* Start *

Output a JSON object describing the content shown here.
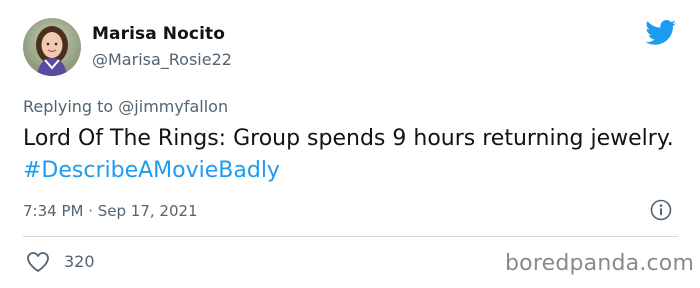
{
  "user": {
    "display_name": "Marisa Nocito",
    "handle": "@Marisa_Rosie22"
  },
  "reply": {
    "prefix": "Replying to ",
    "mention": "@jimmyfallon"
  },
  "tweet": {
    "text": "Lord Of The Rings: Group spends 9 hours returning jewelry. ",
    "hashtag": "#DescribeAMovieBadly",
    "timestamp": "7:34 PM · Sep 17, 2021"
  },
  "stats": {
    "likes": "320"
  },
  "watermark": "boredpanda.com",
  "icons": {
    "brand": "twitter-bird-icon",
    "info": "info-icon",
    "like": "heart-icon"
  },
  "colors": {
    "brand": "#1d9bf0",
    "text": "#0f1419",
    "muted": "#536471"
  }
}
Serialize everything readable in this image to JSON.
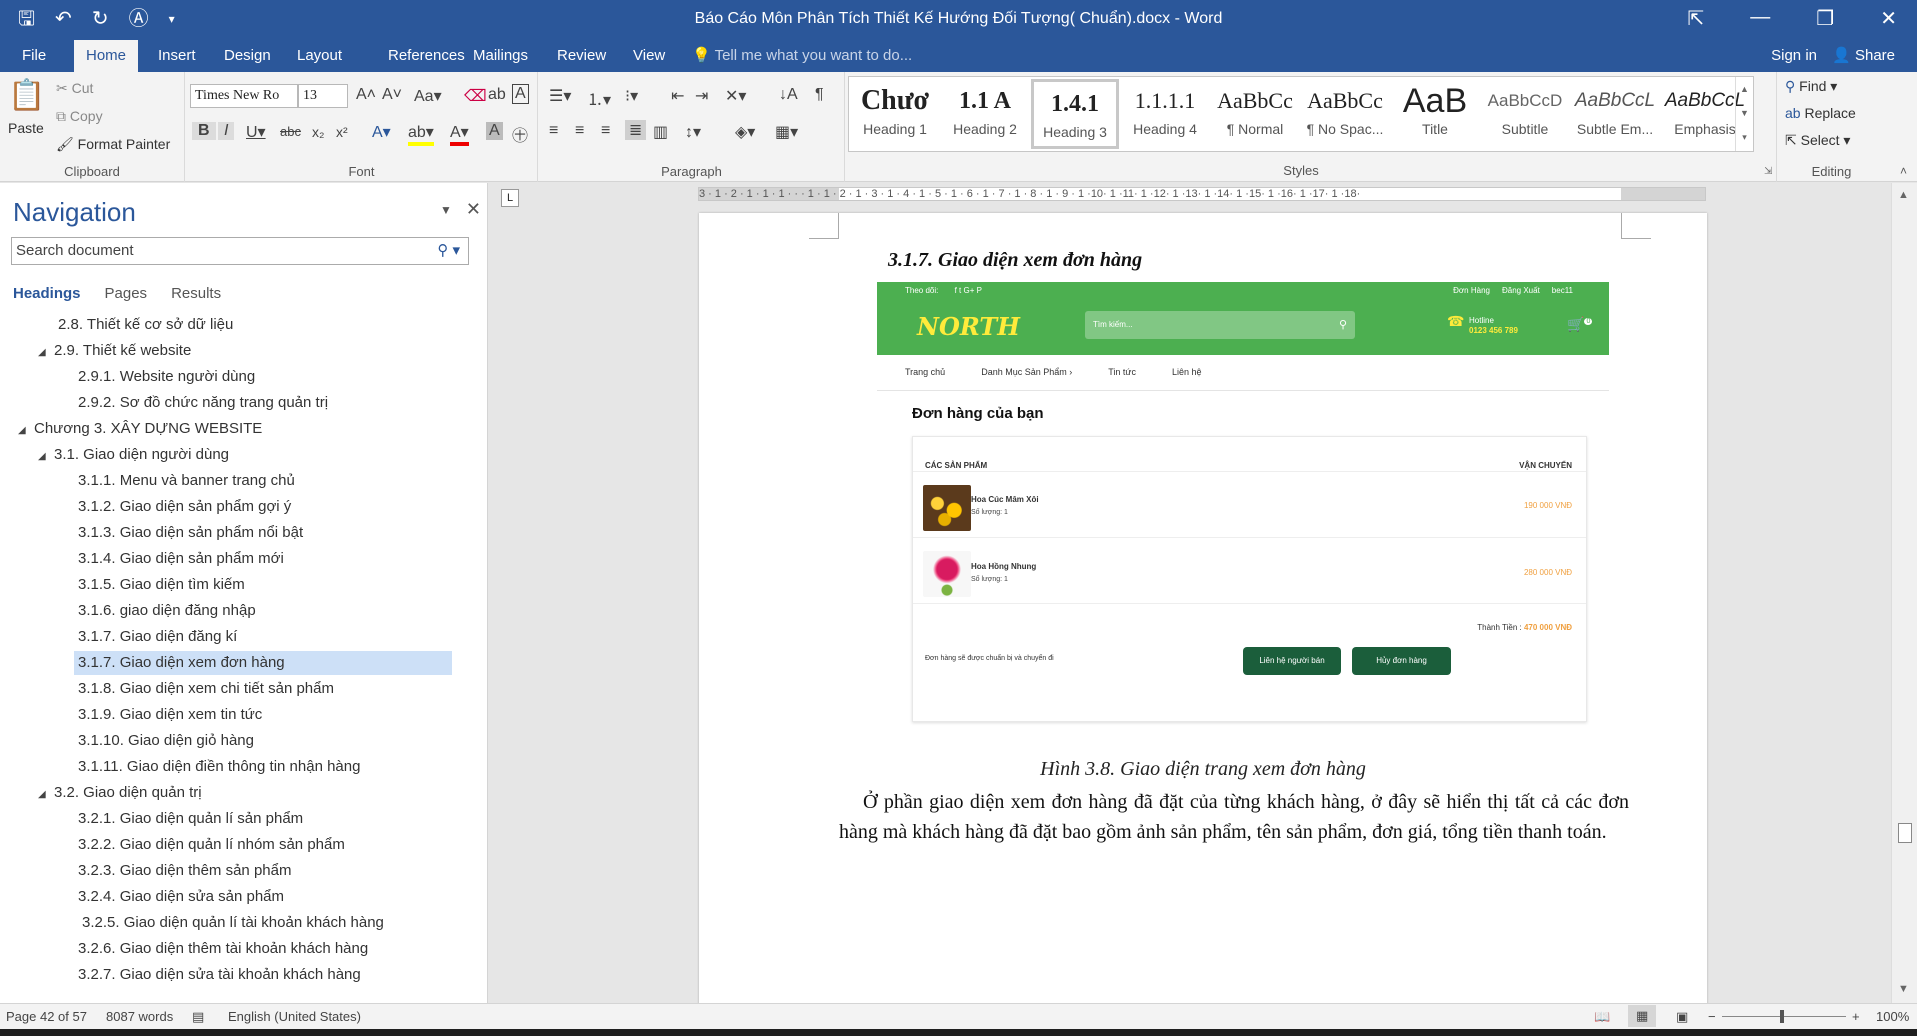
{
  "window": {
    "title": "Báo Cáo Môn Phân Tích Thiết Kế Hướng Đối Tượng( Chuẩn).docx - Word",
    "qat_icons": [
      "save-icon",
      "undo-icon",
      "redo-icon",
      "format-icon",
      "customize-icon"
    ]
  },
  "tabs": [
    "File",
    "Home",
    "Insert",
    "Design",
    "Layout",
    "References",
    "Mailings",
    "Review",
    "View"
  ],
  "tell_me": "Tell me what you want to do...",
  "signin": "Sign in",
  "share": "Share",
  "ribbon": {
    "clipboard": {
      "label": "Clipboard",
      "paste": "Paste",
      "cut": "Cut",
      "copy": "Copy",
      "format_painter": "Format Painter"
    },
    "font": {
      "label": "Font",
      "family": "Times New Ro",
      "size": "13"
    },
    "paragraph": {
      "label": "Paragraph"
    },
    "styles": {
      "label": "Styles",
      "items": [
        {
          "preview": "Chươ",
          "name": "Heading 1"
        },
        {
          "preview": "1.1 A",
          "name": "Heading 2"
        },
        {
          "preview": "1.4.1",
          "name": "Heading 3"
        },
        {
          "preview": "1.1.1.1",
          "name": "Heading 4"
        },
        {
          "preview": "AaBbCc",
          "name": "¶ Normal"
        },
        {
          "preview": "AaBbCc",
          "name": "¶ No Spac..."
        },
        {
          "preview": "AaB",
          "name": "Title"
        },
        {
          "preview": "AaBbCcD",
          "name": "Subtitle"
        },
        {
          "preview": "AaBbCcL",
          "name": "Subtle Em..."
        },
        {
          "preview": "AaBbCcL",
          "name": "Emphasis"
        }
      ]
    },
    "editing": {
      "label": "Editing",
      "find": "Find",
      "replace": "Replace",
      "select": "Select"
    }
  },
  "navigation": {
    "title": "Navigation",
    "search_placeholder": "Search document",
    "tabs": [
      "Headings",
      "Pages",
      "Results"
    ],
    "items": [
      "2.8. Thiết kế cơ sở dữ liệu",
      "2.9. Thiết kế website",
      "2.9.1. Website người dùng",
      "2.9.2. Sơ đồ chức năng trang quản trị",
      "Chương 3. XÂY DỰNG WEBSITE",
      "3.1. Giao diện người dùng",
      "3.1.1. Menu và banner trang chủ",
      "3.1.2. Giao diện sản phẩm gợi ý",
      "3.1.3. Giao diện sản phẩm nổi bật",
      "3.1.4. Giao diện sản phẩm mới",
      "3.1.5. Giao diện tìm kiếm",
      "3.1.6. giao diện đăng nhập",
      "3.1.7. Giao diện đăng kí",
      "3.1.7. Giao diện xem đơn hàng",
      "3.1.8. Giao diện xem chi tiết sản phẩm",
      "3.1.9. Giao diện xem tin tức",
      "3.1.10. Giao diện giỏ hàng",
      "3.1.11. Giao diện điền thông tin nhận hàng",
      "3.2. Giao diện quản trị",
      "3.2.1. Giao diện quản lí sản phẩm",
      "3.2.2. Giao diện quản lí nhóm sản phẩm",
      "3.2.3. Giao diện thêm sản phẩm",
      "3.2.4. Giao diện sửa sản phẩm",
      "3.2.5. Giao diện quản lí tài khoản khách hàng",
      "3.2.6. Giao diện thêm tài khoản khách hàng",
      "3.2.7. Giao diện sửa tài khoản khách hàng"
    ]
  },
  "ruler": "3 · 1 · 2 · 1 · 1 · 1 · · · 1 · 1 · 2 · 1 · 3 · 1 · 4 · 1 · 5 · 1 · 6 · 1 · 7 · 1 · 8 · 1 · 9 · 1 ·10· 1 ·11· 1 ·12· 1 ·13· 1 ·14· 1 ·15· 1 ·16· 1 ·17· 1 ·18·",
  "document": {
    "heading": "3.1.7. Giao diện xem đơn hàng",
    "caption": "Hình 3.8. Giao diện trang xem đơn hàng",
    "body": "Ở phần giao diện xem đơn hàng đã đặt của từng khách hàng, ở đây sẽ hiển thị tất cả các đơn hàng mà khách hàng đã đặt bao gồm ảnh sản phẩm, tên sản phẩm, đơn giá, tổng tiền thanh toán."
  },
  "shot": {
    "follow": "Theo dõi:",
    "social": "f  t  G+  P",
    "top_links": [
      "Đơn Hàng",
      "Đăng Xuất",
      "bec11"
    ],
    "logo": "NORTH",
    "search_placeholder": "Tìm kiếm...",
    "hotline_label": "Hotline",
    "hotline_number": "0123 456 789",
    "cart_count": "0",
    "menu": [
      "Trang chủ",
      "Danh Mục Sản Phẩm ›",
      "Tin tức",
      "Liên hệ"
    ],
    "orders_title": "Đơn hàng của bạn",
    "col_products": "CÁC SẢN PHẨM",
    "col_shipping": "VẬN CHUYỂN",
    "products": [
      {
        "name": "Hoa Cúc Mâm Xôi",
        "qty": "Số lượng: 1",
        "price": "190 000 VNĐ"
      },
      {
        "name": "Hoa Hồng Nhung",
        "qty": "Số lượng: 1",
        "price": "280 000 VNĐ"
      }
    ],
    "total_label": "Thành Tiền :",
    "total_value": "470 000 VNĐ",
    "note": "Đơn hàng sẽ được chuẩn bị và chuyển đi",
    "contact_button": "Liên hệ người bán",
    "cancel_button": "Hủy đơn hàng"
  },
  "status": {
    "page": "Page 42 of 57",
    "words": "8087 words",
    "language": "English (United States)",
    "zoom": "100%"
  }
}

* End *

- Aim of the task:
Reproduce every entry word for word, but skip any pictures.

- Exercise answer:
Output a JSON object describing the content shown here.
{
  "user": {
    "display_name": "Marisa Nocito",
    "handle": "@Marisa_Rosie22"
  },
  "reply": {
    "prefix": "Replying to ",
    "mention": "@jimmyfallon"
  },
  "tweet": {
    "text": "Lord Of The Rings: Group spends 9 hours returning jewelry. ",
    "hashtag": "#DescribeAMovieBadly",
    "timestamp": "7:34 PM · Sep 17, 2021"
  },
  "stats": {
    "likes": "320"
  },
  "watermark": "boredpanda.com",
  "icons": {
    "brand": "twitter-bird-icon",
    "info": "info-icon",
    "like": "heart-icon"
  },
  "colors": {
    "brand": "#1d9bf0",
    "text": "#0f1419",
    "muted": "#536471"
  }
}
Serialize everything readable in this image to JSON.
{
  "window": {
    "title": "Báo Cáo Môn Phân Tích Thiết Kế Hướng Đối Tượng( Chuẩn).docx - Word",
    "qat_icons": [
      "save-icon",
      "undo-icon",
      "redo-icon",
      "format-icon",
      "customize-icon"
    ]
  },
  "tabs": [
    "File",
    "Home",
    "Insert",
    "Design",
    "Layout",
    "References",
    "Mailings",
    "Review",
    "View"
  ],
  "tell_me": "Tell me what you want to do...",
  "signin": "Sign in",
  "share": "Share",
  "ribbon": {
    "clipboard": {
      "label": "Clipboard",
      "paste": "Paste",
      "cut": "Cut",
      "copy": "Copy",
      "format_painter": "Format Painter"
    },
    "font": {
      "label": "Font",
      "family": "Times New Ro",
      "size": "13"
    },
    "paragraph": {
      "label": "Paragraph"
    },
    "styles": {
      "label": "Styles",
      "items": [
        {
          "preview": "Chươ",
          "name": "Heading 1"
        },
        {
          "preview": "1.1 A",
          "name": "Heading 2"
        },
        {
          "preview": "1.4.1",
          "name": "Heading 3"
        },
        {
          "preview": "1.1.1.1",
          "name": "Heading 4"
        },
        {
          "preview": "AaBbCc",
          "name": "¶ Normal"
        },
        {
          "preview": "AaBbCc",
          "name": "¶ No Spac..."
        },
        {
          "preview": "AaB",
          "name": "Title"
        },
        {
          "preview": "AaBbCcD",
          "name": "Subtitle"
        },
        {
          "preview": "AaBbCcL",
          "name": "Subtle Em..."
        },
        {
          "preview": "AaBbCcL",
          "name": "Emphasis"
        }
      ]
    },
    "editing": {
      "label": "Editing",
      "find": "Find",
      "replace": "Replace",
      "select": "Select"
    }
  },
  "navigation": {
    "title": "Navigation",
    "search_placeholder": "Search document",
    "tabs": [
      "Headings",
      "Pages",
      "Results"
    ],
    "items": [
      "2.8. Thiết kế cơ sở dữ liệu",
      "2.9. Thiết kế website",
      "2.9.1. Website người dùng",
      "2.9.2. Sơ đồ chức năng trang quản trị",
      "Chương 3. XÂY DỰNG WEBSITE",
      "3.1. Giao diện người dùng",
      "3.1.1. Menu và banner trang chủ",
      "3.1.2. Giao diện sản phẩm gợi ý",
      "3.1.3. Giao diện sản phẩm nổi bật",
      "3.1.4. Giao diện sản phẩm mới",
      "3.1.5. Giao diện tìm kiếm",
      "3.1.6. giao diện đăng nhập",
      "3.1.7. Giao diện đăng kí",
      "3.1.7. Giao diện xem đơn hàng",
      "3.1.8. Giao diện xem chi tiết sản phẩm",
      "3.1.9. Giao diện xem tin tức",
      "3.1.10. Giao diện giỏ hàng",
      "3.1.11. Giao diện điền thông tin nhận hàng",
      "3.2. Giao diện quản trị",
      "3.2.1. Giao diện quản lí sản phẩm",
      "3.2.2. Giao diện quản lí nhóm sản phẩm",
      "3.2.3. Giao diện thêm sản phẩm",
      "3.2.4. Giao diện sửa sản phẩm",
      "3.2.5. Giao diện quản lí tài khoản khách hàng",
      "3.2.6. Giao diện thêm tài khoản khách hàng",
      "3.2.7. Giao diện sửa tài khoản khách hàng"
    ]
  },
  "ruler": "3 · 1 · 2 · 1 · 1 · 1 · · · 1 · 1 · 2 · 1 · 3 · 1 · 4 · 1 · 5 · 1 · 6 · 1 · 7 · 1 · 8 · 1 · 9 · 1 ·10· 1 ·11· 1 ·12· 1 ·13· 1 ·14· 1 ·15· 1 ·16· 1 ·17· 1 ·18·",
  "document": {
    "heading": "3.1.7. Giao diện xem đơn hàng",
    "caption": "Hình 3.8. Giao diện trang xem đơn hàng",
    "body": "Ở phần giao diện xem đơn hàng đã đặt của từng khách hàng, ở đây sẽ hiển thị tất cả các đơn hàng mà khách hàng đã đặt bao gồm ảnh sản phẩm, tên sản phẩm, đơn giá, tổng tiền thanh toán."
  },
  "shot": {
    "follow": "Theo dõi:",
    "social": "f  t  G+  P",
    "top_links": [
      "Đơn Hàng",
      "Đăng Xuất",
      "bec11"
    ],
    "logo": "NORTH",
    "search_placeholder": "Tìm kiếm...",
    "hotline_label": "Hotline",
    "hotline_number": "0123 456 789",
    "cart_count": "0",
    "menu": [
      "Trang chủ",
      "Danh Mục Sản Phẩm ›",
      "Tin tức",
      "Liên hệ"
    ],
    "orders_title": "Đơn hàng của bạn",
    "col_products": "CÁC SẢN PHẨM",
    "col_shipping": "VẬN CHUYỂN",
    "products": [
      {
        "name": "Hoa Cúc Mâm Xôi",
        "qty": "Số lượng: 1",
        "price": "190 000 VNĐ"
      },
      {
        "name": "Hoa Hồng Nhung",
        "qty": "Số lượng: 1",
        "price": "280 000 VNĐ"
      }
    ],
    "total_label": "Thành Tiền :",
    "total_value": "470 000 VNĐ",
    "note": "Đơn hàng sẽ được chuẩn bị và chuyển đi",
    "contact_button": "Liên hệ người bán",
    "cancel_button": "Hủy đơn hàng"
  },
  "status": {
    "page": "Page 42 of 57",
    "words": "8087 words",
    "language": "English (United States)",
    "zoom": "100%"
  }
}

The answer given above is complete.